[START OF DATA SHOWN]

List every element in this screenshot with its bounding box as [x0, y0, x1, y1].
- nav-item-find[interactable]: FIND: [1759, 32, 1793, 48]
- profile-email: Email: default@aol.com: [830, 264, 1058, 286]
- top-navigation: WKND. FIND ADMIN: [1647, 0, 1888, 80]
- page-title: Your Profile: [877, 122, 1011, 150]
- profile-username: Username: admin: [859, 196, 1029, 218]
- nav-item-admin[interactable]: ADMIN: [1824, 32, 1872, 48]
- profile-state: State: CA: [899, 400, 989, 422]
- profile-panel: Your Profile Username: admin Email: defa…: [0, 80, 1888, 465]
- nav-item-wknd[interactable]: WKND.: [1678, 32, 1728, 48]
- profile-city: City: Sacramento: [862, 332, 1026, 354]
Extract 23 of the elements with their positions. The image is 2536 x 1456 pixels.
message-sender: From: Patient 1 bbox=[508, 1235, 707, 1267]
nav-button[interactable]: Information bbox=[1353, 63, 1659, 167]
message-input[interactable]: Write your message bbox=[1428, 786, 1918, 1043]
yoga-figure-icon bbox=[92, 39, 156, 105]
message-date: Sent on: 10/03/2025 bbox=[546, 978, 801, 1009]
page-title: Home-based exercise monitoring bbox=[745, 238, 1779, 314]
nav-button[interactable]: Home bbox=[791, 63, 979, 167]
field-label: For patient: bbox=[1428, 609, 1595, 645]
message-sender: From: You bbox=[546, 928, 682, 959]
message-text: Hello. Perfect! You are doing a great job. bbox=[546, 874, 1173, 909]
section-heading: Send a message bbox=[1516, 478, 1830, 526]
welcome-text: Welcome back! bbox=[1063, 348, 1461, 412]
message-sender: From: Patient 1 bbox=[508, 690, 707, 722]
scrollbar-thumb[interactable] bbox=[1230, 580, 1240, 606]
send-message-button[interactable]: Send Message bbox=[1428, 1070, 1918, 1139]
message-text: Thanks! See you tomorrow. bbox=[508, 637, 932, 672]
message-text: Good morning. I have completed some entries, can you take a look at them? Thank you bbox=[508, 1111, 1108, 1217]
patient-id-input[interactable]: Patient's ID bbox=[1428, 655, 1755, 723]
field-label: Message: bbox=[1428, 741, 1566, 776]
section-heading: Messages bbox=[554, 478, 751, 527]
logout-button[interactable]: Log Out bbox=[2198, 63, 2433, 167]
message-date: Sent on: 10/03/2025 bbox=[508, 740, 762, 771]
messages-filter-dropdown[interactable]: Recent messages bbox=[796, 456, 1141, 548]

[END OF DATA SHOWN]

### SHORT EXERCISE
Rewrite every line of the rows above as a numbered list, leaving out any blank lines.

### ANSWER TO THE EXERCISE
1. List every element in this screenshot with its bounding box as [x0, y0, x1, y1].
2. - nav-item-find[interactable]: FIND: [1759, 32, 1793, 48]
3. - profile-email: Email: default@aol.com: [830, 264, 1058, 286]
4. - top-navigation: WKND. FIND ADMIN: [1647, 0, 1888, 80]
5. - page-title: Your Profile: [877, 122, 1011, 150]
6. - profile-username: Username: admin: [859, 196, 1029, 218]
7. - nav-item-admin[interactable]: ADMIN: [1824, 32, 1872, 48]
8. - profile-state: State: CA: [899, 400, 989, 422]
9. - profile-panel: Your Profile Username: admin Email: defa…: [0, 80, 1888, 465]
10. - nav-item-wknd[interactable]: WKND.: [1678, 32, 1728, 48]
11. - profile-city: City: Sacramento: [862, 332, 1026, 354]
12. Extract 23 of the elements with their positions. The image is 2536 x 1456 pixels.
13. message-sender: From: Patient 1 bbox=[508, 1235, 707, 1267]
14. nav-button[interactable]: Information bbox=[1353, 63, 1659, 167]
15. message-input[interactable]: Write your message bbox=[1428, 786, 1918, 1043]
16. yoga-figure-icon bbox=[92, 39, 156, 105]
17. message-date: Sent on: 10/03/2025 bbox=[546, 978, 801, 1009]
18. page-title: Home-based exercise monitoring bbox=[745, 238, 1779, 314]
19. nav-button[interactable]: Home bbox=[791, 63, 979, 167]
20. field-label: For patient: bbox=[1428, 609, 1595, 645]
21. message-sender: From: You bbox=[546, 928, 682, 959]
22. message-text: Hello. Perfect! You are doing a great job. bbox=[546, 874, 1173, 909]
23. section-heading: Send a message bbox=[1516, 478, 1830, 526]
24. welcome-text: Welcome back! bbox=[1063, 348, 1461, 412]
25. message-sender: From: Patient 1 bbox=[508, 690, 707, 722]
26. scrollbar-thumb[interactable] bbox=[1230, 580, 1240, 606]
27. send-message-button[interactable]: Send Message bbox=[1428, 1070, 1918, 1139]
28. message-text: Thanks! See you tomorrow. bbox=[508, 637, 932, 672]
29. message-text: Good morning. I have completed some entries, can you take a look at them? Thank you bbox=[508, 1111, 1108, 1217]
30. patient-id-input[interactable]: Patient's ID bbox=[1428, 655, 1755, 723]
31. field-label: Message: bbox=[1428, 741, 1566, 776]
32. section-heading: Messages bbox=[554, 478, 751, 527]
33. logout-button[interactable]: Log Out bbox=[2198, 63, 2433, 167]
34. message-date: Sent on: 10/03/2025 bbox=[508, 740, 762, 771]
35. messages-filter-dropdown[interactable]: Recent messages bbox=[796, 456, 1141, 548]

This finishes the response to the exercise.